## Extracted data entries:
□ □ □ □ □
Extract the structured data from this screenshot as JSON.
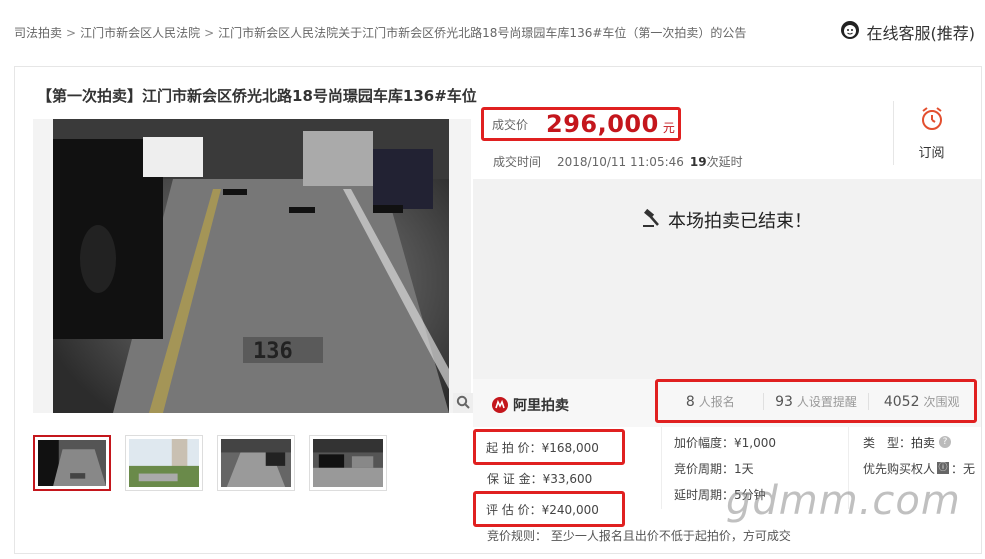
{
  "breadcrumb": {
    "items": [
      "司法拍卖",
      "江门市新会区人民法院",
      "江门市新会区人民法院关于江门市新会区侨光北路18号尚璟园车库136#车位（第一次拍卖）的公告"
    ],
    "separator": ">"
  },
  "service": {
    "label": "在线客服(推荐)",
    "icon": "customer-service-icon"
  },
  "item": {
    "title": "【第一次拍卖】江门市新会区侨光北路18号尚璟园车库136#车位"
  },
  "deal": {
    "label": "成交价",
    "price": "296,000",
    "unit": "元",
    "time_label": "成交时间",
    "time_value": "2018/10/11 11:05:46",
    "delay_count": "19",
    "delay_label": "次延时"
  },
  "subscribe": {
    "label": "订阅",
    "icon": "alarm-clock-icon"
  },
  "status": {
    "ended_text": "本场拍卖已结束！",
    "icon": "gavel-icon"
  },
  "platform": {
    "name": "阿里拍卖",
    "icon": "ali-auction-logo"
  },
  "stats": [
    {
      "value": "8",
      "label": "人报名"
    },
    {
      "value": "93",
      "label": "人设置提醒"
    },
    {
      "value": "4052",
      "label": "次围观"
    }
  ],
  "terms": {
    "start_price": "起 拍 价：¥168,000",
    "deposit": "保 证 金：¥33,600",
    "appraisal": "评 估 价：¥240,000",
    "increment": "加价幅度：¥1,000",
    "cycle": "竞价周期：1天",
    "delay": "延时周期：5分钟",
    "type_label": "类　型：",
    "type_value": "拍卖",
    "priority_label": "优先购买权人",
    "priority_badge": "ⓘ",
    "priority_value": "：无",
    "rules": "竞价规则： 至少一人报名且出价不低于起拍价，方可成交"
  },
  "watermark": "gdmm.com",
  "colors": {
    "accent": "#c4161c",
    "highlight_border": "#e02020"
  }
}
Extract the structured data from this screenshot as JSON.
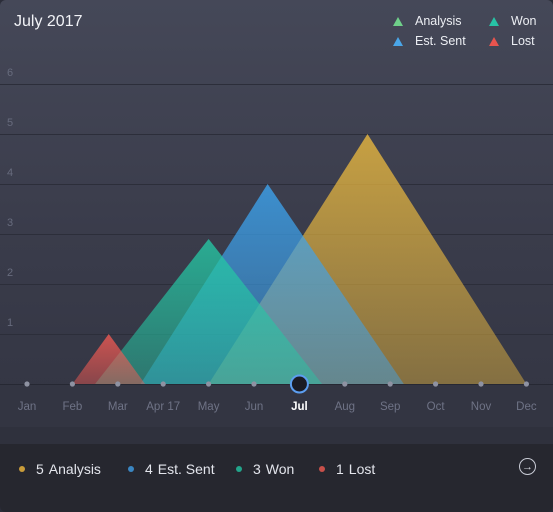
{
  "header": {
    "title": "July 2017"
  },
  "legend": [
    {
      "label": "Analysis",
      "color": "#6fd08a"
    },
    {
      "label": "Won",
      "color": "#27c3a6"
    },
    {
      "label": "Est. Sent",
      "color": "#4aa6e8"
    },
    {
      "label": "Lost",
      "color": "#e8544e"
    }
  ],
  "chart_data": {
    "type": "area",
    "title": "July 2017",
    "categories": [
      "Jan",
      "Feb",
      "Mar",
      "Apr 17",
      "May",
      "Jun",
      "Jul",
      "Aug",
      "Sep",
      "Oct",
      "Nov",
      "Dec"
    ],
    "selected_category": "Jul",
    "ylim": [
      0,
      6
    ],
    "yticks": [
      1,
      2,
      3,
      4,
      5,
      6
    ],
    "grid": true,
    "series": [
      {
        "name": "Analysis",
        "color": "#e9b83f",
        "peak_x": 7.5,
        "peak_y": 5,
        "start_x": 4,
        "end_x": 11
      },
      {
        "name": "Est. Sent",
        "color": "#3da3ee",
        "peak_x": 5.3,
        "peak_y": 4,
        "start_x": 2.5,
        "end_x": 8.3
      },
      {
        "name": "Won",
        "color": "#25c7a4",
        "peak_x": 4,
        "peak_y": 2.9,
        "start_x": 1.5,
        "end_x": 6.5
      },
      {
        "name": "Lost",
        "color": "#f25a53",
        "peak_x": 1.8,
        "peak_y": 1,
        "start_x": 1,
        "end_x": 2.6
      }
    ]
  },
  "summary": [
    {
      "count": "5",
      "label": "Analysis",
      "color": "#c99c3a"
    },
    {
      "count": "4",
      "label": "Est. Sent",
      "color": "#3a86c2"
    },
    {
      "count": "3",
      "label": "Won",
      "color": "#22a58b"
    },
    {
      "count": "1",
      "label": "Lost",
      "color": "#c8504a"
    }
  ],
  "icons": {
    "next": "arrow-right-circle-icon"
  }
}
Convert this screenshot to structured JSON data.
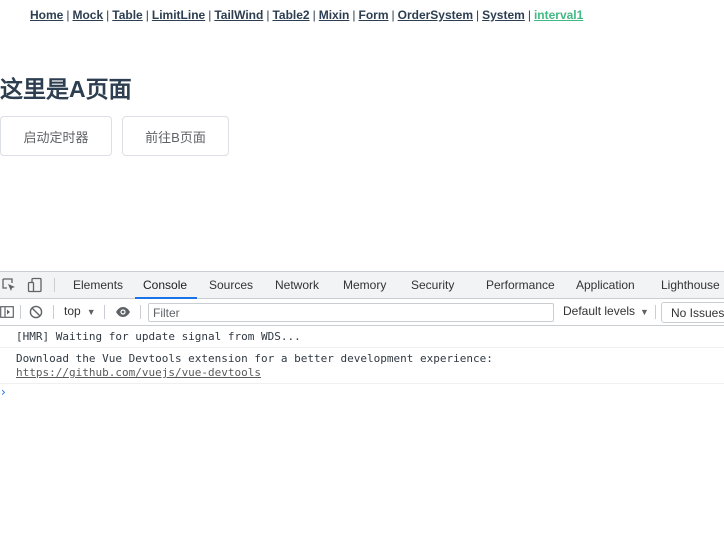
{
  "nav": {
    "links": [
      {
        "label": "Home"
      },
      {
        "label": "Mock"
      },
      {
        "label": "Table"
      },
      {
        "label": "LimitLine"
      },
      {
        "label": "TailWind"
      },
      {
        "label": "Table2"
      },
      {
        "label": "Mixin"
      },
      {
        "label": "Form"
      },
      {
        "label": "OrderSystem"
      },
      {
        "label": "System"
      },
      {
        "label": "interval1"
      }
    ],
    "separator": "|",
    "active_color": "#42b983",
    "link_color": "#2c3e50"
  },
  "main": {
    "title": "这里是A页面",
    "start_timer_button": "启动定时器",
    "goto_b_button": "前往B页面"
  },
  "devtools": {
    "tabs": [
      "Elements",
      "Console",
      "Sources",
      "Network",
      "Memory",
      "Security",
      "Performance",
      "Application",
      "Lighthouse"
    ],
    "selected_tab": "Console",
    "accent_color": "#1a73e8",
    "toolbar": {
      "context": "top",
      "filter_placeholder": "Filter",
      "filter_value": "",
      "levels": "Default levels",
      "issues": "No Issues"
    },
    "console": {
      "line1": "[HMR] Waiting for update signal from WDS...",
      "line2": "Download the Vue Devtools extension for a better development experience:",
      "line2_link": "https://github.com/vuejs/vue-devtools",
      "prompt_chevron": "›"
    },
    "icons": {
      "inspect": "inspect-element-icon",
      "device": "device-toggle-icon",
      "sidebar": "console-sidebar-icon",
      "clear": "clear-console-icon",
      "eye": "live-expression-eye-icon"
    }
  }
}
□ □ □ □ □
## Task:
Set down the complete material exactly, but do not include the images.

## The completed task:
Extract the structured data from this screenshot as JSON.
{
  "breadcrumb": {
    "items": [
      "司法拍卖",
      "江门市新会区人民法院",
      "江门市新会区人民法院关于江门市新会区侨光北路18号尚璟园车库136#车位（第一次拍卖）的公告"
    ],
    "separator": ">"
  },
  "service": {
    "label": "在线客服(推荐)",
    "icon": "customer-service-icon"
  },
  "item": {
    "title": "【第一次拍卖】江门市新会区侨光北路18号尚璟园车库136#车位"
  },
  "deal": {
    "label": "成交价",
    "price": "296,000",
    "unit": "元",
    "time_label": "成交时间",
    "time_value": "2018/10/11 11:05:46",
    "delay_count": "19",
    "delay_label": "次延时"
  },
  "subscribe": {
    "label": "订阅",
    "icon": "alarm-clock-icon"
  },
  "status": {
    "ended_text": "本场拍卖已结束！",
    "icon": "gavel-icon"
  },
  "platform": {
    "name": "阿里拍卖",
    "icon": "ali-auction-logo"
  },
  "stats": [
    {
      "value": "8",
      "label": "人报名"
    },
    {
      "value": "93",
      "label": "人设置提醒"
    },
    {
      "value": "4052",
      "label": "次围观"
    }
  ],
  "terms": {
    "start_price": "起 拍 价：¥168,000",
    "deposit": "保 证 金：¥33,600",
    "appraisal": "评 估 价：¥240,000",
    "increment": "加价幅度：¥1,000",
    "cycle": "竞价周期：1天",
    "delay": "延时周期：5分钟",
    "type_label": "类　型：",
    "type_value": "拍卖",
    "priority_label": "优先购买权人",
    "priority_badge": "ⓘ",
    "priority_value": "：无",
    "rules": "竞价规则： 至少一人报名且出价不低于起拍价，方可成交"
  },
  "watermark": "gdmm.com",
  "colors": {
    "accent": "#c4161c",
    "highlight_border": "#e02020"
  }
}
Extract the structured data from this screenshot as JSON.
{
  "header": {
    "title": "July 2017"
  },
  "legend": [
    {
      "label": "Analysis",
      "color": "#6fd08a"
    },
    {
      "label": "Won",
      "color": "#27c3a6"
    },
    {
      "label": "Est. Sent",
      "color": "#4aa6e8"
    },
    {
      "label": "Lost",
      "color": "#e8544e"
    }
  ],
  "chart_data": {
    "type": "area",
    "title": "July 2017",
    "categories": [
      "Jan",
      "Feb",
      "Mar",
      "Apr 17",
      "May",
      "Jun",
      "Jul",
      "Aug",
      "Sep",
      "Oct",
      "Nov",
      "Dec"
    ],
    "selected_category": "Jul",
    "ylim": [
      0,
      6
    ],
    "yticks": [
      1,
      2,
      3,
      4,
      5,
      6
    ],
    "grid": true,
    "series": [
      {
        "name": "Analysis",
        "color": "#e9b83f",
        "peak_x": 7.5,
        "peak_y": 5,
        "start_x": 4,
        "end_x": 11
      },
      {
        "name": "Est. Sent",
        "color": "#3da3ee",
        "peak_x": 5.3,
        "peak_y": 4,
        "start_x": 2.5,
        "end_x": 8.3
      },
      {
        "name": "Won",
        "color": "#25c7a4",
        "peak_x": 4,
        "peak_y": 2.9,
        "start_x": 1.5,
        "end_x": 6.5
      },
      {
        "name": "Lost",
        "color": "#f25a53",
        "peak_x": 1.8,
        "peak_y": 1,
        "start_x": 1,
        "end_x": 2.6
      }
    ]
  },
  "summary": [
    {
      "count": "5",
      "label": "Analysis",
      "color": "#c99c3a"
    },
    {
      "count": "4",
      "label": "Est. Sent",
      "color": "#3a86c2"
    },
    {
      "count": "3",
      "label": "Won",
      "color": "#22a58b"
    },
    {
      "count": "1",
      "label": "Lost",
      "color": "#c8504a"
    }
  ],
  "icons": {
    "next": "arrow-right-circle-icon"
  }
}
Convert this screenshot to structured JSON data.
{
  "nav": {
    "links": [
      {
        "label": "Home"
      },
      {
        "label": "Mock"
      },
      {
        "label": "Table"
      },
      {
        "label": "LimitLine"
      },
      {
        "label": "TailWind"
      },
      {
        "label": "Table2"
      },
      {
        "label": "Mixin"
      },
      {
        "label": "Form"
      },
      {
        "label": "OrderSystem"
      },
      {
        "label": "System"
      },
      {
        "label": "interval1"
      }
    ],
    "separator": "|",
    "active_color": "#42b983",
    "link_color": "#2c3e50"
  },
  "main": {
    "title": "这里是A页面",
    "start_timer_button": "启动定时器",
    "goto_b_button": "前往B页面"
  },
  "devtools": {
    "tabs": [
      "Elements",
      "Console",
      "Sources",
      "Network",
      "Memory",
      "Security",
      "Performance",
      "Application",
      "Lighthouse"
    ],
    "selected_tab": "Console",
    "accent_color": "#1a73e8",
    "toolbar": {
      "context": "top",
      "filter_placeholder": "Filter",
      "filter_value": "",
      "levels": "Default levels",
      "issues": "No Issues"
    },
    "console": {
      "line1": "[HMR] Waiting for update signal from WDS...",
      "line2": "Download the Vue Devtools extension for a better development experience:",
      "line2_link": "https://github.com/vuejs/vue-devtools",
      "prompt_chevron": "›"
    },
    "icons": {
      "inspect": "inspect-element-icon",
      "device": "device-toggle-icon",
      "sidebar": "console-sidebar-icon",
      "clear": "clear-console-icon",
      "eye": "live-expression-eye-icon"
    }
  }
}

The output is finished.